Entries with figure data:
▼▼▼

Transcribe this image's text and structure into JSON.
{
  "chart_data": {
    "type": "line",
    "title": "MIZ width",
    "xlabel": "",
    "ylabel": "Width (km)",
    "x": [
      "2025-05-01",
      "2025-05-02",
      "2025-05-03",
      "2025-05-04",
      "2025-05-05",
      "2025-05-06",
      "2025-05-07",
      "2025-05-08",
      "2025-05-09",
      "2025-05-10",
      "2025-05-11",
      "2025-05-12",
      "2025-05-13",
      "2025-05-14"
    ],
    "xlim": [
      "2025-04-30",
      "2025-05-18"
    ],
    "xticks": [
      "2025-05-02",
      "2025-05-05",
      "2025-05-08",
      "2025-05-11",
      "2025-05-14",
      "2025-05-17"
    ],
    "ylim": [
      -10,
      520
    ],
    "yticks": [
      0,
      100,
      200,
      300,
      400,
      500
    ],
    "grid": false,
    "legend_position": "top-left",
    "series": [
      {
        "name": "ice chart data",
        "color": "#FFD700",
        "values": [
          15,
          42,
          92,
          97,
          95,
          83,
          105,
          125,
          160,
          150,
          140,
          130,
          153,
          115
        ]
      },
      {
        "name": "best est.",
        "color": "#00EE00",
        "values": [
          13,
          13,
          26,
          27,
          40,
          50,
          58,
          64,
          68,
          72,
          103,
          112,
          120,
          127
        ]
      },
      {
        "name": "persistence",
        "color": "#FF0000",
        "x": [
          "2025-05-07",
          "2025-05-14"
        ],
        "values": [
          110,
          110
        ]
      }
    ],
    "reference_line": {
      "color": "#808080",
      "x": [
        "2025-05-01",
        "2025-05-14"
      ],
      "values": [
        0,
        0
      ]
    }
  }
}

▲▲▲

▶ Problem details
Return each entry from above without altering a single character.

▶ Written answer
Transcribe this image's text and structure into JSON.
{
  "chart_data": {
    "type": "line",
    "title": "MIZ width",
    "xlabel": "",
    "ylabel": "Width (km)",
    "x": [
      "2025-05-01",
      "2025-05-02",
      "2025-05-03",
      "2025-05-04",
      "2025-05-05",
      "2025-05-06",
      "2025-05-07",
      "2025-05-08",
      "2025-05-09",
      "2025-05-10",
      "2025-05-11",
      "2025-05-12",
      "2025-05-13",
      "2025-05-14"
    ],
    "xlim": [
      "2025-04-30",
      "2025-05-18"
    ],
    "xticks": [
      "2025-05-02",
      "2025-05-05",
      "2025-05-08",
      "2025-05-11",
      "2025-05-14",
      "2025-05-17"
    ],
    "ylim": [
      -10,
      520
    ],
    "yticks": [
      0,
      100,
      200,
      300,
      400,
      500
    ],
    "grid": false,
    "legend_position": "top-left",
    "series": [
      {
        "name": "ice chart data",
        "color": "#FFD700",
        "values": [
          15,
          42,
          92,
          97,
          95,
          83,
          105,
          125,
          160,
          150,
          140,
          130,
          153,
          115
        ]
      },
      {
        "name": "best est.",
        "color": "#00EE00",
        "values": [
          13,
          13,
          26,
          27,
          40,
          50,
          58,
          64,
          68,
          72,
          103,
          112,
          120,
          127
        ]
      },
      {
        "name": "persistence",
        "color": "#FF0000",
        "x": [
          "2025-05-07",
          "2025-05-14"
        ],
        "values": [
          110,
          110
        ]
      }
    ],
    "reference_line": {
      "color": "#808080",
      "x": [
        "2025-05-01",
        "2025-05-14"
      ],
      "values": [
        0,
        0
      ]
    }
  }
}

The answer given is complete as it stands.